* WHAT YOU WILL DO *
Format every line of the records below as a Markdown table with the columns Row and Entry, giving each line its row number and skipping blank lines.

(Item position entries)
====

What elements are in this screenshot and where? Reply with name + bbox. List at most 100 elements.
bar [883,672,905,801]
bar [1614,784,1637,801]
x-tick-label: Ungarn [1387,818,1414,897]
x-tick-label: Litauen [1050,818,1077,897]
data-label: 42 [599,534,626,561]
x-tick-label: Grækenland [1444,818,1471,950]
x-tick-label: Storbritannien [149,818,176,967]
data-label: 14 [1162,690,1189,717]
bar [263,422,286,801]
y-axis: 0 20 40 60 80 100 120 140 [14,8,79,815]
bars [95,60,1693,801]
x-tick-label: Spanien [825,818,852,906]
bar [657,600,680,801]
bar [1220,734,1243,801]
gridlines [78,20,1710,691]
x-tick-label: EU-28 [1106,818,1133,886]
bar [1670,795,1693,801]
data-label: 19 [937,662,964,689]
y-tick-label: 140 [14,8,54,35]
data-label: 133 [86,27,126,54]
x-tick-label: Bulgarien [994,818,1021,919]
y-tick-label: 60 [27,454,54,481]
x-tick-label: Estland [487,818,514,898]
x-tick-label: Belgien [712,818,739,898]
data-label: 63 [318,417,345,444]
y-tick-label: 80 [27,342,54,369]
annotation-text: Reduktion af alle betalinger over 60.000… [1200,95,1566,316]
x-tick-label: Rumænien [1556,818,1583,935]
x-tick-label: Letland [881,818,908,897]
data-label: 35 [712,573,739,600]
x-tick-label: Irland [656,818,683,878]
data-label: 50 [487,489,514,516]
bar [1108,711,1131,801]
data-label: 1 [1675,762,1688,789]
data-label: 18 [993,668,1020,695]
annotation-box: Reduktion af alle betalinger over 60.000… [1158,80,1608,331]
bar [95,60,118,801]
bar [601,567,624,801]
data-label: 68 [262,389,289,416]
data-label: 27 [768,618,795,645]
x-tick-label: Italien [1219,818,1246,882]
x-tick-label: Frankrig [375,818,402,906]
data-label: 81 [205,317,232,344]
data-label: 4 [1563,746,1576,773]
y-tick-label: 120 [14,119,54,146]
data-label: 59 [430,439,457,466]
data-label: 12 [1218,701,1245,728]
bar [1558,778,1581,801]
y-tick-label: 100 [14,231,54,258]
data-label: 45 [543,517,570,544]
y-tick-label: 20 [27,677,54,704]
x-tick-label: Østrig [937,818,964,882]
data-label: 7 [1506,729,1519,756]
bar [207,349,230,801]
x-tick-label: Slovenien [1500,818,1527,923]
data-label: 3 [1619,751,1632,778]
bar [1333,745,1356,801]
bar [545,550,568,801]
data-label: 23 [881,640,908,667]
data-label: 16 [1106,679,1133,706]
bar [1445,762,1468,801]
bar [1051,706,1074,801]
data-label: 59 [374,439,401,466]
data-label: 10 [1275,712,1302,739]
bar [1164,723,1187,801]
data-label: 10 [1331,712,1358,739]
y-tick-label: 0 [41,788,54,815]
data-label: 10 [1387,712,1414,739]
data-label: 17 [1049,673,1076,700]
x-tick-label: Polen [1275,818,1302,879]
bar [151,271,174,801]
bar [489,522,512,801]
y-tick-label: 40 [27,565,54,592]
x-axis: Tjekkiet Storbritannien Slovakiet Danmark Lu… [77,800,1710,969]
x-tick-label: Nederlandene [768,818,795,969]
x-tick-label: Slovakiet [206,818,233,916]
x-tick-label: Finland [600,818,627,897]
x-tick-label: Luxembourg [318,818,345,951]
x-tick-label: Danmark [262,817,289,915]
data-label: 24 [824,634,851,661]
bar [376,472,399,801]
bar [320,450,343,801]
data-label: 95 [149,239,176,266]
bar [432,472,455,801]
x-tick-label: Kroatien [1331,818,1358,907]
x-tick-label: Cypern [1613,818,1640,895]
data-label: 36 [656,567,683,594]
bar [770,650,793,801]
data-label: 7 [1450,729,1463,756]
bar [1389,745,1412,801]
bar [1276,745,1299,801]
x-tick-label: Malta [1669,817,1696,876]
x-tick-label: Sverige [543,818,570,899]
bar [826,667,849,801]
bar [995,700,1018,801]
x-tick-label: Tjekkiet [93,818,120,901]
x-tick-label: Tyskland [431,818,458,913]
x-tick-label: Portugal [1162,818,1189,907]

====

* RESPONSE TO THE TASK *
| Row | Entry |
|---|---|
| 1 | What elements are in this screenshot and where? Reply with name + bbox. List at most 100 elements. |
| 2 | bar [883,672,905,801] |
| 3 | bar [1614,784,1637,801] |
| 4 | x-tick-label: Ungarn [1387,818,1414,897] |
| 5 | x-tick-label: Litauen [1050,818,1077,897] |
| 6 | data-label: 42 [599,534,626,561] |
| 7 | x-tick-label: Grækenland [1444,818,1471,950] |
| 8 | x-tick-label: Storbritannien [149,818,176,967] |
| 9 | data-label: 14 [1162,690,1189,717] |
| 10 | bar [263,422,286,801] |
| 11 | y-axis: 0 20 40 60 80 100 120 140 [14,8,79,815] |
| 12 | bars [95,60,1693,801] |
| 13 | x-tick-label: Spanien [825,818,852,906] |
| 14 | bar [657,600,680,801] |
| 15 | bar [1220,734,1243,801] |
| 16 | gridlines [78,20,1710,691] |
| 17 | x-tick-label: EU-28 [1106,818,1133,886] |
| 18 | bar [1670,795,1693,801] |
| 19 | data-label: 19 [937,662,964,689] |
| 20 | y-tick-label: 140 [14,8,54,35] |
| 21 | data-label: 133 [86,27,126,54] |
| 22 | x-tick-label: Bulgarien [994,818,1021,919] |
| 23 | y-tick-label: 60 [27,454,54,481] |
| 24 | x-tick-label: Estland [487,818,514,898] |
| 25 | x-tick-label: Belgien [712,818,739,898] |
| 26 | data-label: 63 [318,417,345,444] |
| 27 | y-tick-label: 80 [27,342,54,369] |
| 28 | annotation-text: Reduktion af alle betalinger over 60.000… [1200,95,1566,316] |
| 29 | x-tick-label: Rumænien [1556,818,1583,935] |
| 30 | x-tick-label: Letland [881,818,908,897] |
| 31 | data-label: 35 [712,573,739,600] |
| 32 | x-tick-label: Irland [656,818,683,878] |
| 33 | data-label: 50 [487,489,514,516] |
| 34 | bar [1108,711,1131,801] |
| 35 | data-label: 1 [1675,762,1688,789] |
| 36 | data-label: 18 [993,668,1020,695] |
| 37 | annotation-box: Reduktion af alle betalinger over 60.000… [1158,80,1608,331] |
| 38 | bar [95,60,118,801] |
| 39 | bar [601,567,624,801] |
| 40 | data-label: 68 [262,389,289,416] |
| 41 | data-label: 27 [768,618,795,645] |
| 42 | x-tick-label: Italien [1219,818,1246,882] |
| 43 | x-tick-label: Frankrig [375,818,402,906] |
| 44 | data-label: 81 [205,317,232,344] |
| 45 | data-label: 4 [1563,746,1576,773] |
| 46 | y-tick-label: 120 [14,119,54,146] |
| 47 | data-label: 59 [430,439,457,466] |
| 48 | data-label: 12 [1218,701,1245,728] |
| 49 | bar [1558,778,1581,801] |
| 50 | y-tick-label: 100 [14,231,54,258] |
| 51 | data-label: 45 [543,517,570,544] |
| 52 | y-tick-label: 20 [27,677,54,704] |
| 53 | x-tick-label: Østrig [937,818,964,882] |
| 54 | data-label: 7 [1506,729,1519,756] |
| 55 | bar [207,349,230,801] |
| 56 | x-tick-label: Slovenien [1500,818,1527,923] |
| 57 | data-label: 3 [1619,751,1632,778] |
| 58 | bar [1333,745,1356,801] |
| 59 | bar [545,550,568,801] |
| 60 | data-label: 23 [881,640,908,667] |
| 61 | data-label: 16 [1106,679,1133,706] |
| 62 | bar [1445,762,1468,801] |
| 63 | bar [1051,706,1074,801] |
| 64 | data-label: 59 [374,439,401,466] |
| 65 | data-label: 10 [1275,712,1302,739] |
| 66 | bar [1164,723,1187,801] |
| 67 | data-label: 10 [1331,712,1358,739] |
| 68 | y-tick-label: 0 [41,788,54,815] |
| 69 | data-label: 10 [1387,712,1414,739] |
| 70 | data-label: 17 [1049,673,1076,700] |
| 71 | x-tick-label: Polen [1275,818,1302,879] |
| 72 | bar [151,271,174,801] |
| 73 | bar [489,522,512,801] |
| 74 | y-tick-label: 40 [27,565,54,592] |
| 75 | x-axis: Tjekkiet Storbritannien Slovakiet Danmark Lu… [77,800,1710,969] |
| 76 | x-tick-label: Nederlandene [768,818,795,969] |
| 77 | x-tick-label: Slovakiet [206,818,233,916] |
| 78 | x-tick-label: Finland [600,818,627,897] |
| 79 | x-tick-label: Luxembourg [318,818,345,951] |
| 80 | x-tick-label: Danmark [262,817,289,915] |
| 81 | data-label: 24 [824,634,851,661] |
| 82 | bar [376,472,399,801] |
| 83 | bar [320,450,343,801] |
| 84 | data-label: 95 [149,239,176,266] |
| 85 | bar [432,472,455,801] |
| 86 | x-tick-label: Kroatien [1331,818,1358,907] |
| 87 | x-tick-label: Cypern [1613,818,1640,895] |
| 88 | data-label: 36 [656,567,683,594] |
| 89 | bar [770,650,793,801] |
| 90 | data-label: 7 [1450,729,1463,756] |
| 91 | bar [1389,745,1412,801] |
| 92 | bar [1276,745,1299,801] |
| 93 | x-tick-label: Malta [1669,817,1696,876] |
| 94 | x-tick-label: Sverige [543,818,570,899] |
| 95 | bar [826,667,849,801] |
| 96 | bar [995,700,1018,801] |
| 97 | x-tick-label: Tjekkiet [93,818,120,901] |
| 98 | x-tick-label: Tyskland [431,818,458,913] |
| 99 | x-tick-label: Portugal [1162,818,1189,907] |